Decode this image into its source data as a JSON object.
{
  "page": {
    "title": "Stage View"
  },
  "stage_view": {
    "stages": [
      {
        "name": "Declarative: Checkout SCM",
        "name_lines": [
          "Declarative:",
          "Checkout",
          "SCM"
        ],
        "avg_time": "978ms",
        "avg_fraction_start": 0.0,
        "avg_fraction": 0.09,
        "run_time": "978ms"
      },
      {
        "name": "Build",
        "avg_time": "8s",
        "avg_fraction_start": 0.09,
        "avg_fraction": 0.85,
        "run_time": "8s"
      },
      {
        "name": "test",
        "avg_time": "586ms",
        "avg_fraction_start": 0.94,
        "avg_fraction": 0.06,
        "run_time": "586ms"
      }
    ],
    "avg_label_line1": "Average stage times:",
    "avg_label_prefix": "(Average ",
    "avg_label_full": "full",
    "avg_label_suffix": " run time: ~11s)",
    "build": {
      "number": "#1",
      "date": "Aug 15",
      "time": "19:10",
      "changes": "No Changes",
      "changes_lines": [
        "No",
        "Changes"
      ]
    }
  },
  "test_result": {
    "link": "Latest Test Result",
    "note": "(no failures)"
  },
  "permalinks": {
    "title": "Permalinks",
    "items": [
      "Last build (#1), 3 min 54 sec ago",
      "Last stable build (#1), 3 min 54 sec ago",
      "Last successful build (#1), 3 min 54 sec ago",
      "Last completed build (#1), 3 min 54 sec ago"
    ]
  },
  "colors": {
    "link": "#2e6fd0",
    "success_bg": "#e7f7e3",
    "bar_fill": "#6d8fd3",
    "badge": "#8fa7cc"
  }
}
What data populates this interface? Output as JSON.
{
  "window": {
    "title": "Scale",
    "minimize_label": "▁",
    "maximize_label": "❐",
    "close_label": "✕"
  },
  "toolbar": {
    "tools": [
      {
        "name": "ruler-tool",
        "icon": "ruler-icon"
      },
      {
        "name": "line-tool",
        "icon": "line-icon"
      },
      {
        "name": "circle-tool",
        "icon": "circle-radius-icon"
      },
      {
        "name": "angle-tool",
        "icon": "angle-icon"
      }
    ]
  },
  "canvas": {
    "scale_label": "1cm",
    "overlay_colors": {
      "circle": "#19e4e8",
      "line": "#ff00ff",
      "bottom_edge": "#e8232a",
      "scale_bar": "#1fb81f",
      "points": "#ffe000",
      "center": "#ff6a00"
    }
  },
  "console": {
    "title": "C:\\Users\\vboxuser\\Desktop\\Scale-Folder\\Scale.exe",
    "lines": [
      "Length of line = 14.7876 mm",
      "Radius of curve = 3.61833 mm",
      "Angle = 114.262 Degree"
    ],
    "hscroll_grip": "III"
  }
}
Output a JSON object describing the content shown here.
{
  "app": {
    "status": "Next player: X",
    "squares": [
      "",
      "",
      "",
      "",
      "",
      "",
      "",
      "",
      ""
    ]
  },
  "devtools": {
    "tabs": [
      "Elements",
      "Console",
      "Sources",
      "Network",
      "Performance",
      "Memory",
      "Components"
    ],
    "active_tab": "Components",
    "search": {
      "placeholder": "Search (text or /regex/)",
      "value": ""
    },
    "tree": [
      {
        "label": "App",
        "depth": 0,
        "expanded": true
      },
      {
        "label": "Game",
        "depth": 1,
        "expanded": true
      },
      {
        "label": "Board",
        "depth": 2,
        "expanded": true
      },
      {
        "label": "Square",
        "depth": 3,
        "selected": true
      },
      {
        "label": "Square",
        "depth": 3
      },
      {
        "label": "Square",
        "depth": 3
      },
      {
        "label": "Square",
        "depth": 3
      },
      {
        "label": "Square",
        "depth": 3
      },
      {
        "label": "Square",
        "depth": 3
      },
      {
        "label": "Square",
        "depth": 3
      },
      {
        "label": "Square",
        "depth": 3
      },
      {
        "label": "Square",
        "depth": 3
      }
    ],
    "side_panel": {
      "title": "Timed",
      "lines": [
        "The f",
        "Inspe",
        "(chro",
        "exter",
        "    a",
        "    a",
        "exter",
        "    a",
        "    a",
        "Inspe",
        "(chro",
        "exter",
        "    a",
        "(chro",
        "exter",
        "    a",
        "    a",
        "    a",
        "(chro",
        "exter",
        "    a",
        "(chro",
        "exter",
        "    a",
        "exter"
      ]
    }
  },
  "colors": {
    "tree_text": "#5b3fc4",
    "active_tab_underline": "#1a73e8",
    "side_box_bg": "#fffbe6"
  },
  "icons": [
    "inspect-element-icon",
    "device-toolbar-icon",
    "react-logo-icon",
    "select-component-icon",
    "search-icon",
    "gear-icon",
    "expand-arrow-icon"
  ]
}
------------------------------
» **Problem to solve**
Everything in the listing above should be restated exactly.

» **Task answer**
Decode this image into its source data as a JSON object.
{
  "page": {
    "title": "Stage View"
  },
  "stage_view": {
    "stages": [
      {
        "name": "Declarative: Checkout SCM",
        "name_lines": [
          "Declarative:",
          "Checkout",
          "SCM"
        ],
        "avg_time": "978ms",
        "avg_fraction_start": 0.0,
        "avg_fraction": 0.09,
        "run_time": "978ms"
      },
      {
        "name": "Build",
        "avg_time": "8s",
        "avg_fraction_start": 0.09,
        "avg_fraction": 0.85,
        "run_time": "8s"
      },
      {
        "name": "test",
        "avg_time": "586ms",
        "avg_fraction_start": 0.94,
        "avg_fraction": 0.06,
        "run_time": "586ms"
      }
    ],
    "avg_label_line1": "Average stage times:",
    "avg_label_prefix": "(Average ",
    "avg_label_full": "full",
    "avg_label_suffix": " run time: ~11s)",
    "build": {
      "number": "#1",
      "date": "Aug 15",
      "time": "19:10",
      "changes": "No Changes",
      "changes_lines": [
        "No",
        "Changes"
      ]
    }
  },
  "test_result": {
    "link": "Latest Test Result",
    "note": "(no failures)"
  },
  "permalinks": {
    "title": "Permalinks",
    "items": [
      "Last build (#1), 3 min 54 sec ago",
      "Last stable build (#1), 3 min 54 sec ago",
      "Last successful build (#1), 3 min 54 sec ago",
      "Last completed build (#1), 3 min 54 sec ago"
    ]
  },
  "colors": {
    "link": "#2e6fd0",
    "success_bg": "#e7f7e3",
    "bar_fill": "#6d8fd3",
    "badge": "#8fa7cc"
  }
}
What data populates this interface? Output as JSON.
{
  "window": {
    "title": "Scale",
    "minimize_label": "▁",
    "maximize_label": "❐",
    "close_label": "✕"
  },
  "toolbar": {
    "tools": [
      {
        "name": "ruler-tool",
        "icon": "ruler-icon"
      },
      {
        "name": "line-tool",
        "icon": "line-icon"
      },
      {
        "name": "circle-tool",
        "icon": "circle-radius-icon"
      },
      {
        "name": "angle-tool",
        "icon": "angle-icon"
      }
    ]
  },
  "canvas": {
    "scale_label": "1cm",
    "overlay_colors": {
      "circle": "#19e4e8",
      "line": "#ff00ff",
      "bottom_edge": "#e8232a",
      "scale_bar": "#1fb81f",
      "points": "#ffe000",
      "center": "#ff6a00"
    }
  },
  "console": {
    "title": "C:\\Users\\vboxuser\\Desktop\\Scale-Folder\\Scale.exe",
    "lines": [
      "Length of line = 14.7876 mm",
      "Radius of curve = 3.61833 mm",
      "Angle = 114.262 Degree"
    ],
    "hscroll_grip": "III"
  }
}
Output a JSON object describing the content shown here.
{
  "app": {
    "status": "Next player: X",
    "squares": [
      "",
      "",
      "",
      "",
      "",
      "",
      "",
      "",
      ""
    ]
  },
  "devtools": {
    "tabs": [
      "Elements",
      "Console",
      "Sources",
      "Network",
      "Performance",
      "Memory",
      "Components"
    ],
    "active_tab": "Components",
    "search": {
      "placeholder": "Search (text or /regex/)",
      "value": ""
    },
    "tree": [
      {
        "label": "App",
        "depth": 0,
        "expanded": true
      },
      {
        "label": "Game",
        "depth": 1,
        "expanded": true
      },
      {
        "label": "Board",
        "depth": 2,
        "expanded": true
      },
      {
        "label": "Square",
        "depth": 3,
        "selected": true
      },
      {
        "label": "Square",
        "depth": 3
      },
      {
        "label": "Square",
        "depth": 3
      },
      {
        "label": "Square",
        "depth": 3
      },
      {
        "label": "Square",
        "depth": 3
      },
      {
        "label": "Square",
        "depth": 3
      },
      {
        "label": "Square",
        "depth": 3
      },
      {
        "label": "Square",
        "depth": 3
      },
      {
        "label": "Square",
        "depth": 3
      }
    ],
    "side_panel": {
      "title": "Timed",
      "lines": [
        "The f",
        "Inspe",
        "(chro",
        "exter",
        "    a",
        "    a",
        "exter",
        "    a",
        "    a",
        "Inspe",
        "(chro",
        "exter",
        "    a",
        "(chro",
        "exter",
        "    a",
        "    a",
        "    a",
        "(chro",
        "exter",
        "    a",
        "(chro",
        "exter",
        "    a",
        "exter"
      ]
    }
  },
  "colors": {
    "tree_text": "#5b3fc4",
    "active_tab_underline": "#1a73e8",
    "side_box_bg": "#fffbe6"
  },
  "icons": [
    "inspect-element-icon",
    "device-toolbar-icon",
    "react-logo-icon",
    "select-component-icon",
    "search-icon",
    "gear-icon",
    "expand-arrow-icon"
  ]
}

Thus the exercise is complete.